#### [Stored records]
......
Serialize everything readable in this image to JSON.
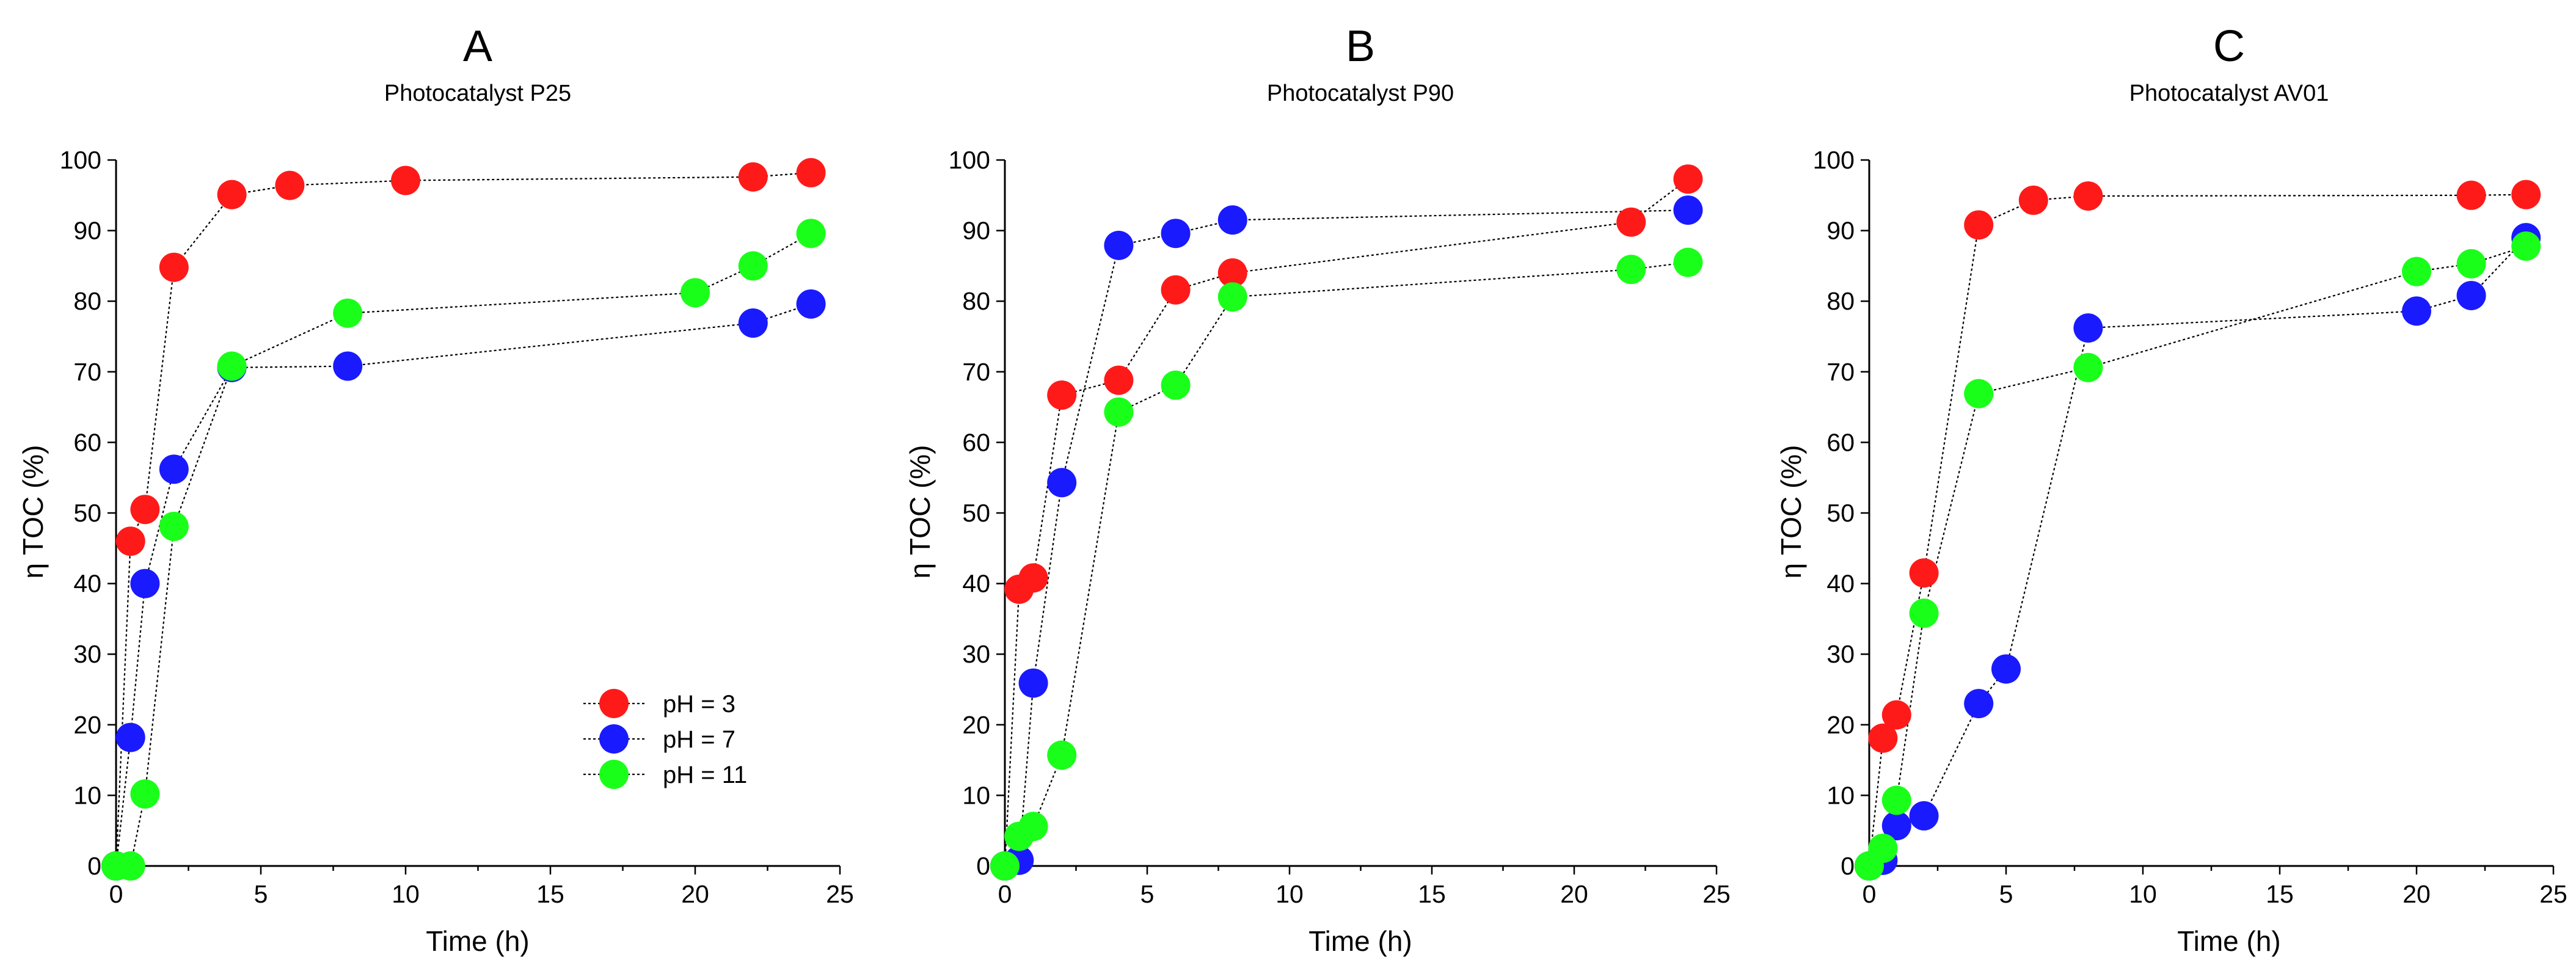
{
  "colors": {
    "pH3": "#ff1a1a",
    "pH7": "#1a1aff",
    "pH11": "#1aff1a",
    "axis": "#000000",
    "background": "#ffffff"
  },
  "chart_data": [
    {
      "type": "line",
      "panel": "A",
      "title": "Photocatalyst P25",
      "xlabel": "Time (h)",
      "ylabel": "η TOC (%)",
      "xlim": [
        0,
        25
      ],
      "ylim": [
        0,
        100
      ],
      "xticks": [
        0,
        5,
        10,
        15,
        20,
        25
      ],
      "yticks": [
        0,
        10,
        20,
        30,
        40,
        50,
        60,
        70,
        80,
        90,
        100
      ],
      "legend": "bottom-right",
      "series": [
        {
          "name": "pH = 3",
          "color_key": "pH3",
          "x": [
            0,
            0.5,
            1,
            2,
            4,
            6,
            10,
            22,
            24
          ],
          "y": [
            0,
            46,
            50.5,
            84.8,
            95.1,
            96.4,
            97.1,
            97.6,
            98.2
          ]
        },
        {
          "name": "pH = 7",
          "color_key": "pH7",
          "x": [
            0,
            0.5,
            1,
            2,
            4,
            8,
            22,
            24
          ],
          "y": [
            0,
            18.2,
            40,
            56.2,
            70.6,
            70.8,
            76.9,
            79.6
          ]
        },
        {
          "name": "pH = 11",
          "color_key": "pH11",
          "x": [
            0,
            0.5,
            1,
            2,
            4,
            8,
            20,
            22,
            24
          ],
          "y": [
            0,
            0,
            10.2,
            48.1,
            70.8,
            78.3,
            81.2,
            85,
            89.6
          ]
        }
      ]
    },
    {
      "type": "line",
      "panel": "B",
      "title": "Photocatalyst P90",
      "xlabel": "Time (h)",
      "ylabel": "η TOC (%)",
      "xlim": [
        0,
        25
      ],
      "ylim": [
        0,
        100
      ],
      "xticks": [
        0,
        5,
        10,
        15,
        20,
        25
      ],
      "yticks": [
        0,
        10,
        20,
        30,
        40,
        50,
        60,
        70,
        80,
        90,
        100
      ],
      "series": [
        {
          "name": "pH = 3",
          "color_key": "pH3",
          "x": [
            0,
            0.5,
            1,
            2,
            4,
            6,
            8,
            22,
            24
          ],
          "y": [
            0,
            39.2,
            40.8,
            66.7,
            68.8,
            81.6,
            84,
            91.2,
            97.3
          ]
        },
        {
          "name": "pH = 7",
          "color_key": "pH7",
          "x": [
            0,
            0.5,
            1,
            2,
            4,
            6,
            8,
            24
          ],
          "y": [
            0,
            0.8,
            25.9,
            54.3,
            87.9,
            89.6,
            91.5,
            92.9
          ]
        },
        {
          "name": "pH = 11",
          "color_key": "pH11",
          "x": [
            0,
            0.5,
            1,
            2,
            4,
            6,
            8,
            22,
            24
          ],
          "y": [
            0,
            4.2,
            5.6,
            15.7,
            64.3,
            68.1,
            80.6,
            84.5,
            85.5
          ]
        }
      ]
    },
    {
      "type": "line",
      "panel": "C",
      "title": "Photocatalyst AV01",
      "xlabel": "Time (h)",
      "ylabel": "η TOC (%)",
      "xlim": [
        0,
        25
      ],
      "ylim": [
        0,
        100
      ],
      "xticks": [
        0,
        5,
        10,
        15,
        20,
        25
      ],
      "yticks": [
        0,
        10,
        20,
        30,
        40,
        50,
        60,
        70,
        80,
        90,
        100
      ],
      "series": [
        {
          "name": "pH = 3",
          "color_key": "pH3",
          "x": [
            0,
            0.5,
            1,
            2,
            4,
            6,
            8,
            22,
            24
          ],
          "y": [
            0,
            18.1,
            21.4,
            41.5,
            90.8,
            94.3,
            94.9,
            95,
            95.1
          ]
        },
        {
          "name": "pH = 7",
          "color_key": "pH7",
          "x": [
            0,
            0.5,
            1,
            2,
            4,
            5,
            8,
            20,
            22,
            24
          ],
          "y": [
            0,
            0.8,
            5.7,
            7.1,
            23,
            27.9,
            76.2,
            78.6,
            80.8,
            89
          ]
        },
        {
          "name": "pH = 11",
          "color_key": "pH11",
          "x": [
            0,
            0.5,
            1,
            2,
            4,
            8,
            20,
            22,
            24
          ],
          "y": [
            0,
            2.5,
            9.3,
            35.8,
            66.9,
            70.6,
            84.2,
            85.3,
            87.8
          ]
        }
      ]
    }
  ]
}
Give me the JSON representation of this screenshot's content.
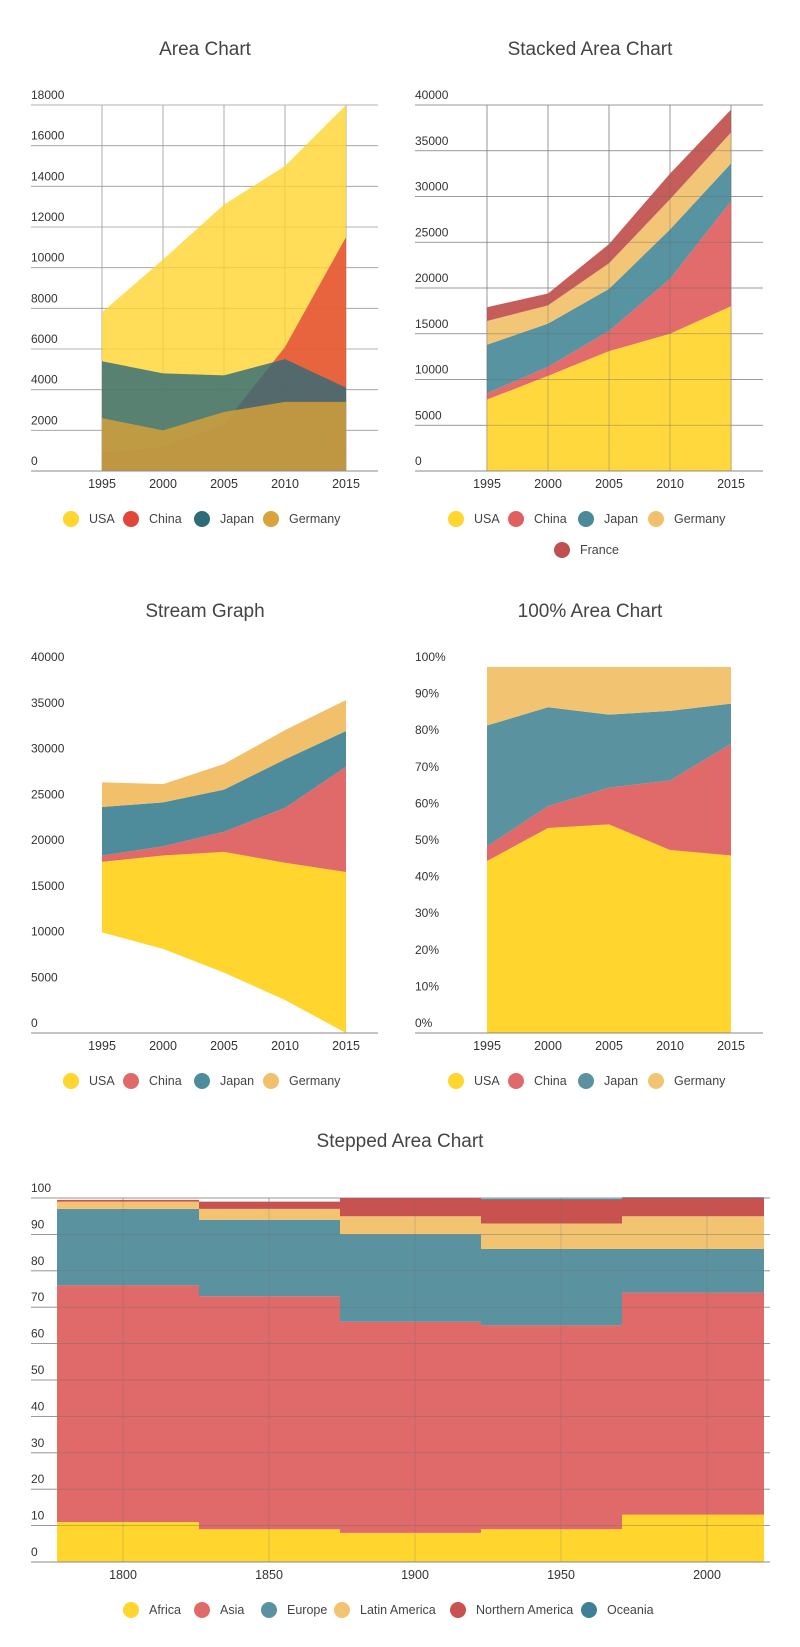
......
#### [Task statement]
Make an exact copy of all entries above, dropping the images.

#### [Correct answer]
Serialize everything readable in this image to JSON.
{
  "colors": {
    "pH3": "#ff1a1a",
    "pH7": "#1a1aff",
    "pH11": "#1aff1a",
    "axis": "#000000",
    "background": "#ffffff"
  },
  "chart_data": [
    {
      "type": "line",
      "panel": "A",
      "title": "Photocatalyst P25",
      "xlabel": "Time (h)",
      "ylabel": "η TOC (%)",
      "xlim": [
        0,
        25
      ],
      "ylim": [
        0,
        100
      ],
      "xticks": [
        0,
        5,
        10,
        15,
        20,
        25
      ],
      "yticks": [
        0,
        10,
        20,
        30,
        40,
        50,
        60,
        70,
        80,
        90,
        100
      ],
      "legend": "bottom-right",
      "series": [
        {
          "name": "pH = 3",
          "color_key": "pH3",
          "x": [
            0,
            0.5,
            1,
            2,
            4,
            6,
            10,
            22,
            24
          ],
          "y": [
            0,
            46,
            50.5,
            84.8,
            95.1,
            96.4,
            97.1,
            97.6,
            98.2
          ]
        },
        {
          "name": "pH = 7",
          "color_key": "pH7",
          "x": [
            0,
            0.5,
            1,
            2,
            4,
            8,
            22,
            24
          ],
          "y": [
            0,
            18.2,
            40,
            56.2,
            70.6,
            70.8,
            76.9,
            79.6
          ]
        },
        {
          "name": "pH = 11",
          "color_key": "pH11",
          "x": [
            0,
            0.5,
            1,
            2,
            4,
            8,
            20,
            22,
            24
          ],
          "y": [
            0,
            0,
            10.2,
            48.1,
            70.8,
            78.3,
            81.2,
            85,
            89.6
          ]
        }
      ]
    },
    {
      "type": "line",
      "panel": "B",
      "title": "Photocatalyst P90",
      "xlabel": "Time (h)",
      "ylabel": "η TOC (%)",
      "xlim": [
        0,
        25
      ],
      "ylim": [
        0,
        100
      ],
      "xticks": [
        0,
        5,
        10,
        15,
        20,
        25
      ],
      "yticks": [
        0,
        10,
        20,
        30,
        40,
        50,
        60,
        70,
        80,
        90,
        100
      ],
      "series": [
        {
          "name": "pH = 3",
          "color_key": "pH3",
          "x": [
            0,
            0.5,
            1,
            2,
            4,
            6,
            8,
            22,
            24
          ],
          "y": [
            0,
            39.2,
            40.8,
            66.7,
            68.8,
            81.6,
            84,
            91.2,
            97.3
          ]
        },
        {
          "name": "pH = 7",
          "color_key": "pH7",
          "x": [
            0,
            0.5,
            1,
            2,
            4,
            6,
            8,
            24
          ],
          "y": [
            0,
            0.8,
            25.9,
            54.3,
            87.9,
            89.6,
            91.5,
            92.9
          ]
        },
        {
          "name": "pH = 11",
          "color_key": "pH11",
          "x": [
            0,
            0.5,
            1,
            2,
            4,
            6,
            8,
            22,
            24
          ],
          "y": [
            0,
            4.2,
            5.6,
            15.7,
            64.3,
            68.1,
            80.6,
            84.5,
            85.5
          ]
        }
      ]
    },
    {
      "type": "line",
      "panel": "C",
      "title": "Photocatalyst AV01",
      "xlabel": "Time (h)",
      "ylabel": "η TOC (%)",
      "xlim": [
        0,
        25
      ],
      "ylim": [
        0,
        100
      ],
      "xticks": [
        0,
        5,
        10,
        15,
        20,
        25
      ],
      "yticks": [
        0,
        10,
        20,
        30,
        40,
        50,
        60,
        70,
        80,
        90,
        100
      ],
      "series": [
        {
          "name": "pH = 3",
          "color_key": "pH3",
          "x": [
            0,
            0.5,
            1,
            2,
            4,
            6,
            8,
            22,
            24
          ],
          "y": [
            0,
            18.1,
            21.4,
            41.5,
            90.8,
            94.3,
            94.9,
            95,
            95.1
          ]
        },
        {
          "name": "pH = 7",
          "color_key": "pH7",
          "x": [
            0,
            0.5,
            1,
            2,
            4,
            5,
            8,
            20,
            22,
            24
          ],
          "y": [
            0,
            0.8,
            5.7,
            7.1,
            23,
            27.9,
            76.2,
            78.6,
            80.8,
            89
          ]
        },
        {
          "name": "pH = 11",
          "color_key": "pH11",
          "x": [
            0,
            0.5,
            1,
            2,
            4,
            8,
            20,
            22,
            24
          ],
          "y": [
            0,
            2.5,
            9.3,
            35.8,
            66.9,
            70.6,
            84.2,
            85.3,
            87.8
          ]
        }
      ]
    }
  ]
}
Give me the JSON representation of this screenshot's content.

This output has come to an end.